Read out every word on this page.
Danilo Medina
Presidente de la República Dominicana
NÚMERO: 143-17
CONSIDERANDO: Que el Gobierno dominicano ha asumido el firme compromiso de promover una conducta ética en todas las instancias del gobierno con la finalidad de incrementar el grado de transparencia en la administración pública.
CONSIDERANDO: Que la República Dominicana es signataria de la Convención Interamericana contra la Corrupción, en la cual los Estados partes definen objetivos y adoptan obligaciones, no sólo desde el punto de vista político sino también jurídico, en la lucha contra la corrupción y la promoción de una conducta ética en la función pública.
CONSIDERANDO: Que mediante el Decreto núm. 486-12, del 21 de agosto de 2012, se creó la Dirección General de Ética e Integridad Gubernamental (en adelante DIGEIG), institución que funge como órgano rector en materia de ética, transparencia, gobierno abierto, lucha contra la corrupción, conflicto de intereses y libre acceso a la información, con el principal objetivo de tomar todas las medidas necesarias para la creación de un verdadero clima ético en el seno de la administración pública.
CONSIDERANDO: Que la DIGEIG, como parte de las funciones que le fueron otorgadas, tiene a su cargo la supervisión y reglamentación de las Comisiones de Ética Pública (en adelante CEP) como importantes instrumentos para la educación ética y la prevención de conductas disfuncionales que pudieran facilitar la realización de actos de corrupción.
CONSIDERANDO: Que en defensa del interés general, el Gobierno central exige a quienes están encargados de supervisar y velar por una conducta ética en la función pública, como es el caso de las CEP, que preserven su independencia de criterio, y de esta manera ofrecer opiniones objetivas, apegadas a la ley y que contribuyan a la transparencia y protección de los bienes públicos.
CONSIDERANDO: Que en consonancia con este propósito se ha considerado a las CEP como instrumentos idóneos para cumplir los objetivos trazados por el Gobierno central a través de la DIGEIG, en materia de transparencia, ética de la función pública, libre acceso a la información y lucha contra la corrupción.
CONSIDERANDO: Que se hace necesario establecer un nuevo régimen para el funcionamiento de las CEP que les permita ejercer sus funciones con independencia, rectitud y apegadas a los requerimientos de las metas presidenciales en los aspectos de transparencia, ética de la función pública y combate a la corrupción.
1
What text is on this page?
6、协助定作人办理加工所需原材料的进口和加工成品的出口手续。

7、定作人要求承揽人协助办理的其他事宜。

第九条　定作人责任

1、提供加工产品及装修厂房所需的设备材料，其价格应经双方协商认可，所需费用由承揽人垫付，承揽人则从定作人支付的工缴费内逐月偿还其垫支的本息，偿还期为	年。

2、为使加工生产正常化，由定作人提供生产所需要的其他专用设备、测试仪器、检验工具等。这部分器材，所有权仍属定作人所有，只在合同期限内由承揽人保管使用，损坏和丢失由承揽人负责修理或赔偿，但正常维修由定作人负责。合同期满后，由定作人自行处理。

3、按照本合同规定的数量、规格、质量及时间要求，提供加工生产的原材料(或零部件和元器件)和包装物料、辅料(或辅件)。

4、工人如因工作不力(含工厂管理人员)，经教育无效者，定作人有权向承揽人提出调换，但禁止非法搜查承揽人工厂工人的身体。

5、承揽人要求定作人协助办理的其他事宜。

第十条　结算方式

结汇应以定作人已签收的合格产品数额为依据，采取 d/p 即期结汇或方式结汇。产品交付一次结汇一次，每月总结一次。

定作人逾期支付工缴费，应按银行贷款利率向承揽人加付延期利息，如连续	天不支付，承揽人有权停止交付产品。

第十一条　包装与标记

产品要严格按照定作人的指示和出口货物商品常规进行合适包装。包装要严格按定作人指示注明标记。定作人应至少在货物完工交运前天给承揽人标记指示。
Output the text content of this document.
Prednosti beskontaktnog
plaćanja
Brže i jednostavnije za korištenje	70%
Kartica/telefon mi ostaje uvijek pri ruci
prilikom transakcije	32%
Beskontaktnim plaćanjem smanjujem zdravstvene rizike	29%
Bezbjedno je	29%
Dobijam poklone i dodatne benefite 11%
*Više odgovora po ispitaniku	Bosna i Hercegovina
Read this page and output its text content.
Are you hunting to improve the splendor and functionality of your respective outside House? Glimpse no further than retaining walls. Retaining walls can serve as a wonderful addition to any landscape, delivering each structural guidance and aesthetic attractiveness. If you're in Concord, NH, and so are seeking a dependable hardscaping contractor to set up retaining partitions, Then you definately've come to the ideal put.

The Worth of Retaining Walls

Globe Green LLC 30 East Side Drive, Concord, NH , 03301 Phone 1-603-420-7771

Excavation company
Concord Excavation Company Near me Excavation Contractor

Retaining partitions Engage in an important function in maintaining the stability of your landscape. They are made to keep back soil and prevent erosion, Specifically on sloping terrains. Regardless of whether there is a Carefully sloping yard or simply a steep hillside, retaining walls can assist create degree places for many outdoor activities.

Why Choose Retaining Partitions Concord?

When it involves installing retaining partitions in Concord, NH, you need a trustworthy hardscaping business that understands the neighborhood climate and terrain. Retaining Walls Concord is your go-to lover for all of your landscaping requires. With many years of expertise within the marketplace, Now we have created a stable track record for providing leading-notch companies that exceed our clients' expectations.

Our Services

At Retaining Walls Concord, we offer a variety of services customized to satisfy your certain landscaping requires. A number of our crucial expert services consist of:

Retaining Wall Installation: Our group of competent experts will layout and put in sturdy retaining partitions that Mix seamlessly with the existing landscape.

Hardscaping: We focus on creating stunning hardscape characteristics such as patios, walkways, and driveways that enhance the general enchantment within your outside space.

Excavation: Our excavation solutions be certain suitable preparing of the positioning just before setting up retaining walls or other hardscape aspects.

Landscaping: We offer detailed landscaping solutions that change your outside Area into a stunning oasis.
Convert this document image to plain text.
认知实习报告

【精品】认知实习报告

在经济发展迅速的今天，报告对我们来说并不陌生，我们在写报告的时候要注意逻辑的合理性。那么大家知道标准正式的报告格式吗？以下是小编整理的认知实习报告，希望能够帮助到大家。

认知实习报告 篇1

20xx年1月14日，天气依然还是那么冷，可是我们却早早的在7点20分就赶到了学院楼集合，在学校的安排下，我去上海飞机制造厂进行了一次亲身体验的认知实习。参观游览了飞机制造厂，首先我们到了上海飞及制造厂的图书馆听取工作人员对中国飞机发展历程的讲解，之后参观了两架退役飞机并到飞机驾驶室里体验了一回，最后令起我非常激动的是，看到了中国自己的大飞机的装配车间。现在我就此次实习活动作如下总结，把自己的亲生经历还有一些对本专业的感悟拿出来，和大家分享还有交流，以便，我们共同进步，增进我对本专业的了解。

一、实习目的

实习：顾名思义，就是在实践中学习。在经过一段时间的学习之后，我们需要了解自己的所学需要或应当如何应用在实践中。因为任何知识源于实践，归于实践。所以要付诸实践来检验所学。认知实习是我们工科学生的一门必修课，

## YOUR GOAL:
Emit verbatim the lines running from the one with "Convert this document image to plain text." through the last line of the data, both endpoints inclusive.

## REPLY:
Convert this document image to plain text.
认知实习报告

【精品】认知实习报告

在经济发展迅速的今天，报告对我们来说并不陌生，我们在写报告的时候要注意逻辑的合理性。那么大家知道标准正式的报告格式吗？以下是小编整理的认知实习报告，希望能够帮助到大家。

认知实习报告 篇1

20xx年1月14日，天气依然还是那么冷，可是我们却早早的在7点20分就赶到了学院楼集合，在学校的安排下，我去上海飞机制造厂进行了一次亲身体验的认知实习。参观游览了飞机制造厂，首先我们到了上海飞及制造厂的图书馆听取工作人员对中国飞机发展历程的讲解，之后参观了两架退役飞机并到飞机驾驶室里体验了一回，最后令起我非常激动的是，看到了中国自己的大飞机的装配车间。现在我就此次实习活动作如下总结，把自己的亲生经历还有一些对本专业的感悟拿出来，和大家分享还有交流，以便，我们共同进步，增进我对本专业的了解。

一、实习目的

实习：顾名思义，就是在实践中学习。在经过一段时间的学习之后，我们需要了解自己的所学需要或应当如何应用在实践中。因为任何知识源于实践，归于实践。所以要付诸实践来检验所学。认知实习是我们工科学生的一门必修课，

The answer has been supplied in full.